Present the following data again exactly as it is shown.

» DATASET
= = = =
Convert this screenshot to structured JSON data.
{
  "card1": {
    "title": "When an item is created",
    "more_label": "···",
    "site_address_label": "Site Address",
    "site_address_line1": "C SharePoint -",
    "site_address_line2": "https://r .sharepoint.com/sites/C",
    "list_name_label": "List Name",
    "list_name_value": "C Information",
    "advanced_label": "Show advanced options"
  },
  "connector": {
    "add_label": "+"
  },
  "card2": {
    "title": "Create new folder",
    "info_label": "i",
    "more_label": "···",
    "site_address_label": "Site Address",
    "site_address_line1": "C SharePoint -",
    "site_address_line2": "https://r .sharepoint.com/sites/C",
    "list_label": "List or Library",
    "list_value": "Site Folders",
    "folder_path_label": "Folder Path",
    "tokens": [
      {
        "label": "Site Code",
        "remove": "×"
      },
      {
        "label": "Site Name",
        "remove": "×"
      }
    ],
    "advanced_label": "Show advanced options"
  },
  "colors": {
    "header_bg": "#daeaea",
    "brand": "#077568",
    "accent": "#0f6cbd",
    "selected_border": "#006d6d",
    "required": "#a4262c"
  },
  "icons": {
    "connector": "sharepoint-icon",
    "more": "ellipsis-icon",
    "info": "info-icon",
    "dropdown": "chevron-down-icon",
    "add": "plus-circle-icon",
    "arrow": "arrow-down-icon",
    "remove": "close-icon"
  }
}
= = = =
» EXERCISE OUTPUT
Convert this screenshot to structured JSON data.
{
  "card1": {
    "title": "When an item is created",
    "more_label": "···",
    "site_address_label": "Site Address",
    "site_address_line1": "C SharePoint -",
    "site_address_line2": "https://r .sharepoint.com/sites/C",
    "list_name_label": "List Name",
    "list_name_value": "C Information",
    "advanced_label": "Show advanced options"
  },
  "connector": {
    "add_label": "+"
  },
  "card2": {
    "title": "Create new folder",
    "info_label": "i",
    "more_label": "···",
    "site_address_label": "Site Address",
    "site_address_line1": "C SharePoint -",
    "site_address_line2": "https://r .sharepoint.com/sites/C",
    "list_label": "List or Library",
    "list_value": "Site Folders",
    "folder_path_label": "Folder Path",
    "tokens": [
      {
        "label": "Site Code",
        "remove": "×"
      },
      {
        "label": "Site Name",
        "remove": "×"
      }
    ],
    "advanced_label": "Show advanced options"
  },
  "colors": {
    "header_bg": "#daeaea",
    "brand": "#077568",
    "accent": "#0f6cbd",
    "selected_border": "#006d6d",
    "required": "#a4262c"
  },
  "icons": {
    "connector": "sharepoint-icon",
    "more": "ellipsis-icon",
    "info": "info-icon",
    "dropdown": "chevron-down-icon",
    "add": "plus-circle-icon",
    "arrow": "arrow-down-icon",
    "remove": "close-icon"
  }
}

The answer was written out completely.